**Exercise details:** Express the entries below as a JSON list of strings, with one string for each line and blank lines omitted.

───

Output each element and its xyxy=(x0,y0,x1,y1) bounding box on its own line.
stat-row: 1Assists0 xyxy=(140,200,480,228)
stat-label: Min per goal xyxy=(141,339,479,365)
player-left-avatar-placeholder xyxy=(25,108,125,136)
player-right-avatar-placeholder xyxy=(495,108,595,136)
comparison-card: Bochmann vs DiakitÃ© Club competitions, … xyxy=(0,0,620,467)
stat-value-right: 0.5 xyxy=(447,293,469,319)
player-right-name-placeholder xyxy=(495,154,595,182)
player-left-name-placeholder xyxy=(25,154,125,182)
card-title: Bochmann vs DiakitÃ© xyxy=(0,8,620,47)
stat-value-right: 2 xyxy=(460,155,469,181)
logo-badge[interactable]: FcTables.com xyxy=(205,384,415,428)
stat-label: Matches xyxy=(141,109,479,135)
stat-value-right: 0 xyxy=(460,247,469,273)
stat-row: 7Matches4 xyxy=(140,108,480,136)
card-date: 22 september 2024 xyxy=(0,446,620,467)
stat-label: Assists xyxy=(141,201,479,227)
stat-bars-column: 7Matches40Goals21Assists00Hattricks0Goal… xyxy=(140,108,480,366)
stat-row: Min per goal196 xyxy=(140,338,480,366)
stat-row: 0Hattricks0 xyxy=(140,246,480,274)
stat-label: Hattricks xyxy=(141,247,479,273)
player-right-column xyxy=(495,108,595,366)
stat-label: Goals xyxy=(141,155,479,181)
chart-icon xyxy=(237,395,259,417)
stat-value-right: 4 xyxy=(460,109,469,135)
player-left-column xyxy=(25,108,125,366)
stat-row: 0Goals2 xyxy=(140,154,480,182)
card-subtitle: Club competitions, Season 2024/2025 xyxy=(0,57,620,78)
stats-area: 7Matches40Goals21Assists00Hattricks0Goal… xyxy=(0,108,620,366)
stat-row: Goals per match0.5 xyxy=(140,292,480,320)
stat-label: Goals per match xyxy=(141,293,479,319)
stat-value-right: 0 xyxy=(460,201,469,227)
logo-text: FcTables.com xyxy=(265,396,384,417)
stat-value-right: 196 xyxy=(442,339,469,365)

───

**Full answer:**
[
  "Output each element and its xyxy=(x0,y0,x1,y1) bounding box on its own line.",
  "stat-row: 1Assists0 xyxy=(140,200,480,228)",
  "stat-label: Min per goal xyxy=(141,339,479,365)",
  "player-left-avatar-placeholder xyxy=(25,108,125,136)",
  "player-right-avatar-placeholder xyxy=(495,108,595,136)",
  "comparison-card: Bochmann vs DiakitÃ© Club competitions, … xyxy=(0,0,620,467)",
  "stat-value-right: 0.5 xyxy=(447,293,469,319)",
  "player-right-name-placeholder xyxy=(495,154,595,182)",
  "player-left-name-placeholder xyxy=(25,154,125,182)",
  "card-title: Bochmann vs DiakitÃ© xyxy=(0,8,620,47)",
  "stat-value-right: 2 xyxy=(460,155,469,181)",
  "logo-badge[interactable]: FcTables.com xyxy=(205,384,415,428)",
  "stat-label: Matches xyxy=(141,109,479,135)",
  "stat-value-right: 0 xyxy=(460,247,469,273)",
  "stat-row: 7Matches4 xyxy=(140,108,480,136)",
  "card-date: 22 september 2024 xyxy=(0,446,620,467)",
  "stat-label: Assists xyxy=(141,201,479,227)",
  "stat-bars-column: 7Matches40Goals21Assists00Hattricks0Goal… xyxy=(140,108,480,366)",
  "stat-row: Min per goal196 xyxy=(140,338,480,366)",
  "stat-row: 0Hattricks0 xyxy=(140,246,480,274)",
  "stat-label: Hattricks xyxy=(141,247,479,273)",
  "player-right-column xyxy=(495,108,595,366)",
  "stat-label: Goals xyxy=(141,155,479,181)",
  "chart-icon xyxy=(237,395,259,417)",
  "stat-value-right: 4 xyxy=(460,109,469,135)",
  "player-left-column xyxy=(25,108,125,366)",
  "stat-row: 0Goals2 xyxy=(140,154,480,182)",
  "card-subtitle: Club competitions, Season 2024/2025 xyxy=(0,57,620,78)",
  "stats-area: 7Matches40Goals21Assists00Hattricks0Goal… xyxy=(0,108,620,366)",
  "stat-row: Goals per match0.5 xyxy=(140,292,480,320)",
  "stat-label: Goals per match xyxy=(141,293,479,319)",
  "stat-value-right: 0 xyxy=(460,201,469,227)",
  "logo-text: FcTables.com xyxy=(265,396,384,417)",
  "stat-value-right: 196 xyxy=(442,339,469,365)"
]